[Entries with figure data]

- - - - -

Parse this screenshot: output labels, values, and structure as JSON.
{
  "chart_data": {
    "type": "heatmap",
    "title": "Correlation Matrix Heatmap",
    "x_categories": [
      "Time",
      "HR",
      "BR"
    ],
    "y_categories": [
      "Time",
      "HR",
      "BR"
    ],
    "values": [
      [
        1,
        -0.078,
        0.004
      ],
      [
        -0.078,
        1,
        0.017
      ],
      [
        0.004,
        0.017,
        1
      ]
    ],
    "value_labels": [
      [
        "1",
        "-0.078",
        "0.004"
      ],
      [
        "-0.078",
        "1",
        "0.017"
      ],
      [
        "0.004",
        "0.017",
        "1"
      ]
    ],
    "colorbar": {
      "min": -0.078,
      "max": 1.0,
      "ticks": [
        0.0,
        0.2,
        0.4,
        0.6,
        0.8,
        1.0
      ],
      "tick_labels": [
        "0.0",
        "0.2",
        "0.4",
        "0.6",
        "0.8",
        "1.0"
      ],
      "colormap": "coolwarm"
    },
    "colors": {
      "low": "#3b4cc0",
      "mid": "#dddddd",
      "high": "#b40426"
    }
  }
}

- - - - -

Go through the material above line by line and copy it exactly.

■ Final answer
Parse this screenshot: output labels, values, and structure as JSON.
{
  "chart_data": {
    "type": "heatmap",
    "title": "Correlation Matrix Heatmap",
    "x_categories": [
      "Time",
      "HR",
      "BR"
    ],
    "y_categories": [
      "Time",
      "HR",
      "BR"
    ],
    "values": [
      [
        1,
        -0.078,
        0.004
      ],
      [
        -0.078,
        1,
        0.017
      ],
      [
        0.004,
        0.017,
        1
      ]
    ],
    "value_labels": [
      [
        "1",
        "-0.078",
        "0.004"
      ],
      [
        "-0.078",
        "1",
        "0.017"
      ],
      [
        "0.004",
        "0.017",
        "1"
      ]
    ],
    "colorbar": {
      "min": -0.078,
      "max": 1.0,
      "ticks": [
        0.0,
        0.2,
        0.4,
        0.6,
        0.8,
        1.0
      ],
      "tick_labels": [
        "0.0",
        "0.2",
        "0.4",
        "0.6",
        "0.8",
        "1.0"
      ],
      "colormap": "coolwarm"
    },
    "colors": {
      "low": "#3b4cc0",
      "mid": "#dddddd",
      "high": "#b40426"
    }
  }
}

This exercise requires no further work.